Data extract —
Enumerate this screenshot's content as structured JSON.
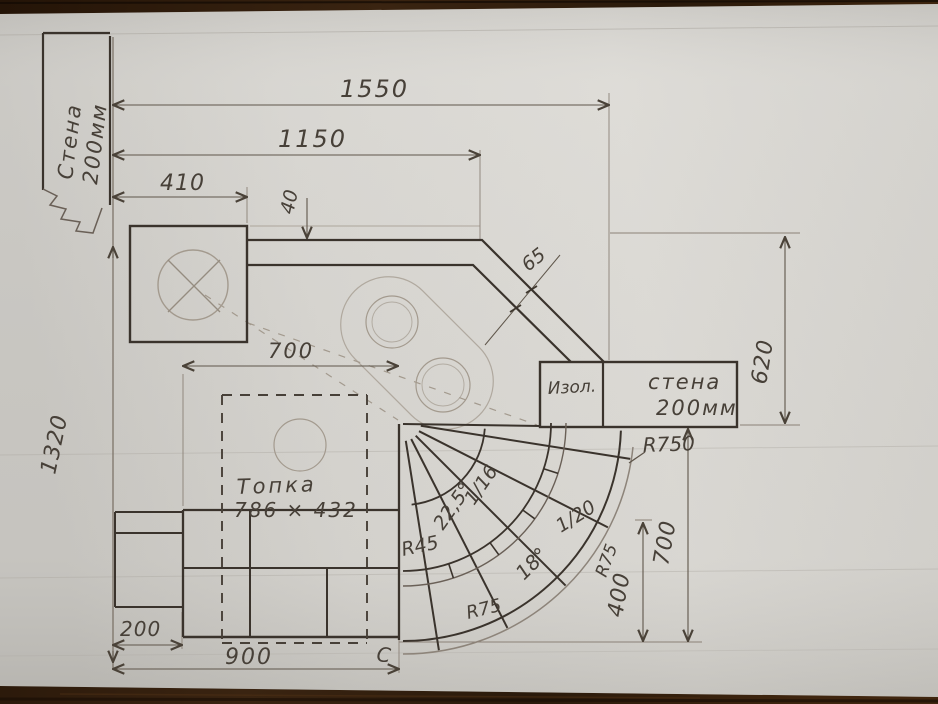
{
  "labels": {
    "left_wall": {
      "line1": "Стена",
      "line2": "200мм"
    },
    "wall_block": {
      "line1": "стена",
      "line2": "200мм"
    },
    "insulation": "Изол.",
    "firebox": {
      "line1": "Топка",
      "line2": "786 × 432"
    },
    "section_mark": "С"
  },
  "dims": {
    "total_width": "1550",
    "duct_width": "1150",
    "stove_width": "410",
    "gap": "40",
    "channel": "65",
    "right_height": "620",
    "left_height": "1320",
    "hearth_width": "700",
    "plinth_col": "200",
    "base_width": "900",
    "apron_depth": "700",
    "apron_inner": "400"
  },
  "radii": {
    "arc_outer": "R750",
    "arc_inner": "R45",
    "brick_left": "R75",
    "brick_right": "R75"
  },
  "angles": {
    "inner_sector": "22,5°",
    "outer_sector": "18°"
  },
  "ratios": {
    "wedge_small": "1/16",
    "wedge_large": "1/20"
  },
  "colors": {
    "paper": "#d7d5d0",
    "pencil_dark": "#3a332c",
    "pencil_medium": "#6a6057",
    "pencil_faint": "#a39a8e",
    "wood": "#33200f"
  }
}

What you will do — Copy all the entries word for word. Omit any pictures.

Answer below —
Enumerate this screenshot's content as structured JSON.
{
  "labels": {
    "left_wall": {
      "line1": "Стена",
      "line2": "200мм"
    },
    "wall_block": {
      "line1": "стена",
      "line2": "200мм"
    },
    "insulation": "Изол.",
    "firebox": {
      "line1": "Топка",
      "line2": "786 × 432"
    },
    "section_mark": "С"
  },
  "dims": {
    "total_width": "1550",
    "duct_width": "1150",
    "stove_width": "410",
    "gap": "40",
    "channel": "65",
    "right_height": "620",
    "left_height": "1320",
    "hearth_width": "700",
    "plinth_col": "200",
    "base_width": "900",
    "apron_depth": "700",
    "apron_inner": "400"
  },
  "radii": {
    "arc_outer": "R750",
    "arc_inner": "R45",
    "brick_left": "R75",
    "brick_right": "R75"
  },
  "angles": {
    "inner_sector": "22,5°",
    "outer_sector": "18°"
  },
  "ratios": {
    "wedge_small": "1/16",
    "wedge_large": "1/20"
  },
  "colors": {
    "paper": "#d7d5d0",
    "pencil_dark": "#3a332c",
    "pencil_medium": "#6a6057",
    "pencil_faint": "#a39a8e",
    "wood": "#33200f"
  }
}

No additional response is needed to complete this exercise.